WHAT TO WORK ON
Search the data for the word "Office" and copy every line that contains it.

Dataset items
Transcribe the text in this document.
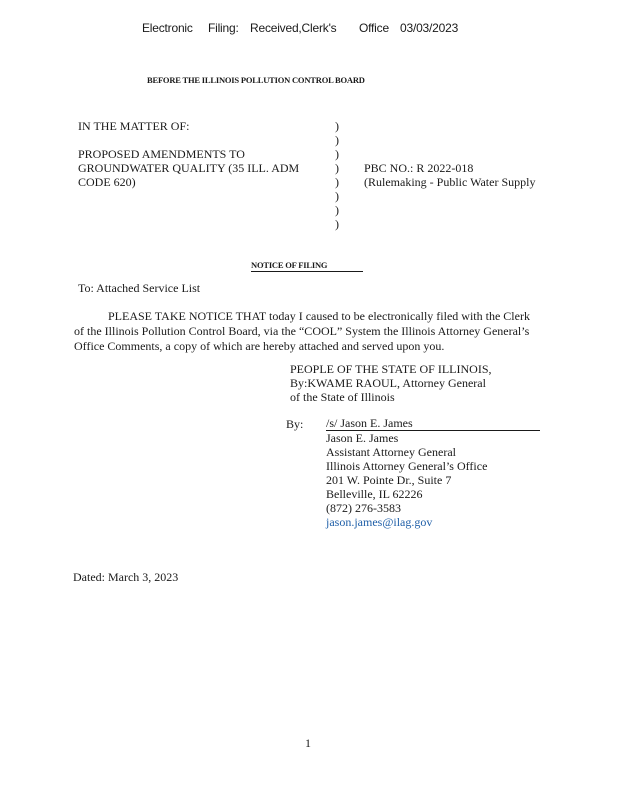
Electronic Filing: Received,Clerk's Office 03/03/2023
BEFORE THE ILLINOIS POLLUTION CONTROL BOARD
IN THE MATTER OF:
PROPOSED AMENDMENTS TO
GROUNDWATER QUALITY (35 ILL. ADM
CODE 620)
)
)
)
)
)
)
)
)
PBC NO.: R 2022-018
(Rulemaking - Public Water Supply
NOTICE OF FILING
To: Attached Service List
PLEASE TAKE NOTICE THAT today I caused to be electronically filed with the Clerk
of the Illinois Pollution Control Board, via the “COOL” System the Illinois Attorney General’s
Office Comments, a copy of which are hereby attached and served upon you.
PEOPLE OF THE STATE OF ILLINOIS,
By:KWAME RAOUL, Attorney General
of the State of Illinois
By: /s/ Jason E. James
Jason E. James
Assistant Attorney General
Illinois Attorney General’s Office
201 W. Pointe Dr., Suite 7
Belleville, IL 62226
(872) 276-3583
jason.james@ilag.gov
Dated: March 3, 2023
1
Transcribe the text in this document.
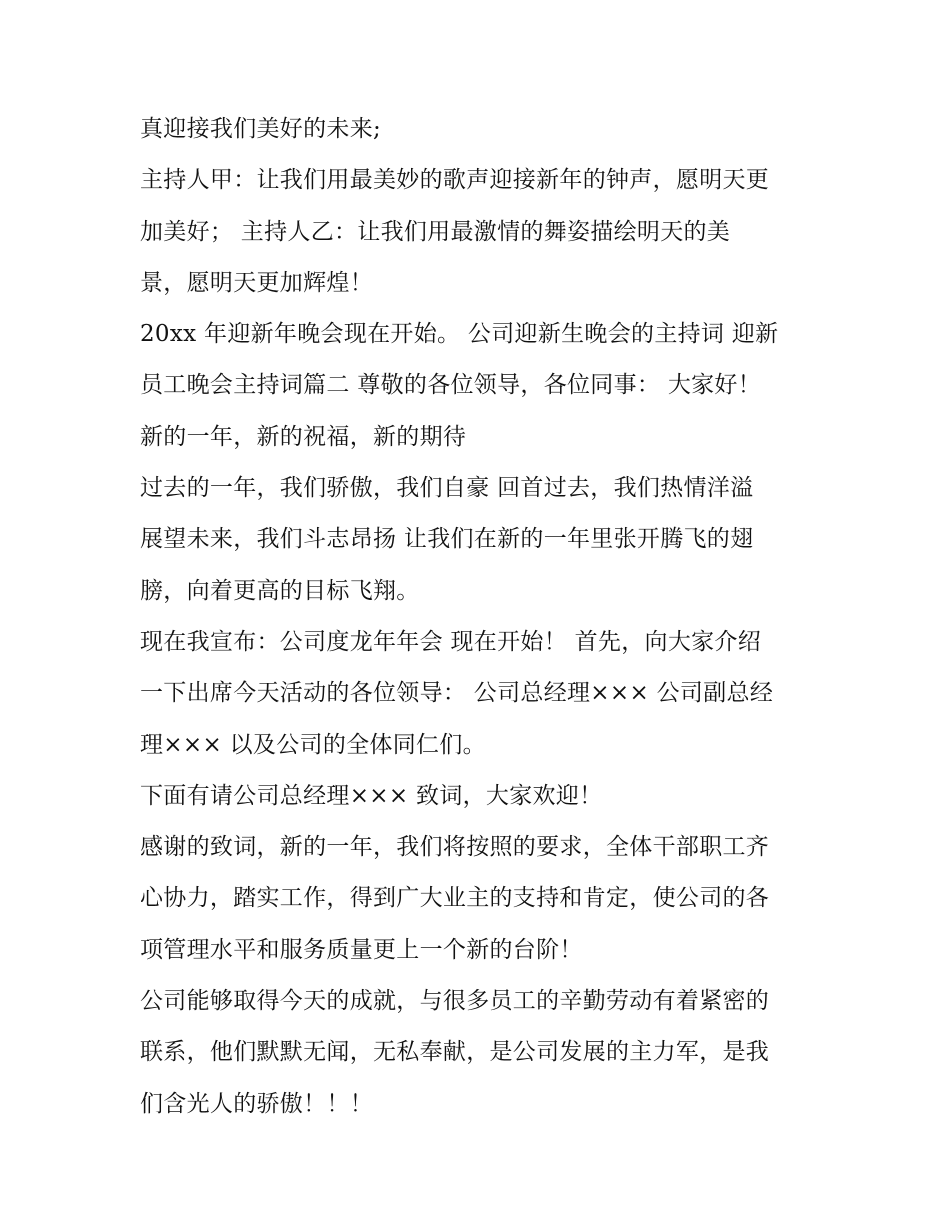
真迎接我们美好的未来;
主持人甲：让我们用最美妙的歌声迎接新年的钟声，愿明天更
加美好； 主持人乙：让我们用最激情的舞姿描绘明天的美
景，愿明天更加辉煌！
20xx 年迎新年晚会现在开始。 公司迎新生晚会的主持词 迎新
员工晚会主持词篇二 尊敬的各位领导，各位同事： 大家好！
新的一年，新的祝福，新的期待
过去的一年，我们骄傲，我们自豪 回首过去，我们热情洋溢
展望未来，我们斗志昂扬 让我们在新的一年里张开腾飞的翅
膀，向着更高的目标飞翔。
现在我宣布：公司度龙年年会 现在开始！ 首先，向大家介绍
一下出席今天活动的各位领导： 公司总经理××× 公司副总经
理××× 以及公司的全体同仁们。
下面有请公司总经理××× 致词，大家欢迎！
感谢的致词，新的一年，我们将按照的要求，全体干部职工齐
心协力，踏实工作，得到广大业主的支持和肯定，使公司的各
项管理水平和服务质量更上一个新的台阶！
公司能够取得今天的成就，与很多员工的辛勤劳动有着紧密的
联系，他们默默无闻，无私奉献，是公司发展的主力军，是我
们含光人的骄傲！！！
...
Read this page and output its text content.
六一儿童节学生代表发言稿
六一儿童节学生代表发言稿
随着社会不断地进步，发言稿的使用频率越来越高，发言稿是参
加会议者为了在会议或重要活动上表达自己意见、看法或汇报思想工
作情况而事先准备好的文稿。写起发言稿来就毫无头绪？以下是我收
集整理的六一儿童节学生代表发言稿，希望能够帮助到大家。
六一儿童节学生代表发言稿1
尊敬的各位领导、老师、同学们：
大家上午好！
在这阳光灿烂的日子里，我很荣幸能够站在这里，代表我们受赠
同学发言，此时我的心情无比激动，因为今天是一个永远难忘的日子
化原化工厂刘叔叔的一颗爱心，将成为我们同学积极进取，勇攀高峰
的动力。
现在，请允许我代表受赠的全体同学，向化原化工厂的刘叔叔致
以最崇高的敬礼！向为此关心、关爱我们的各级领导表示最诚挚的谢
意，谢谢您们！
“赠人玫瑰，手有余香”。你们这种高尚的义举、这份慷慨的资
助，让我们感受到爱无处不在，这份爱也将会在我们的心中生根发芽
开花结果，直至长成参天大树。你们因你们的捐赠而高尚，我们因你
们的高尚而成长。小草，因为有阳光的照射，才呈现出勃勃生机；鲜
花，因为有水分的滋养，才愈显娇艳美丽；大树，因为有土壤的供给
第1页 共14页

FINISHED TASK
Electronic Filing: Received,Clerk's Office 03/03/2023
Office Comments, a copy of which are hereby attached and served upon you.
Illinois Attorney General’s Office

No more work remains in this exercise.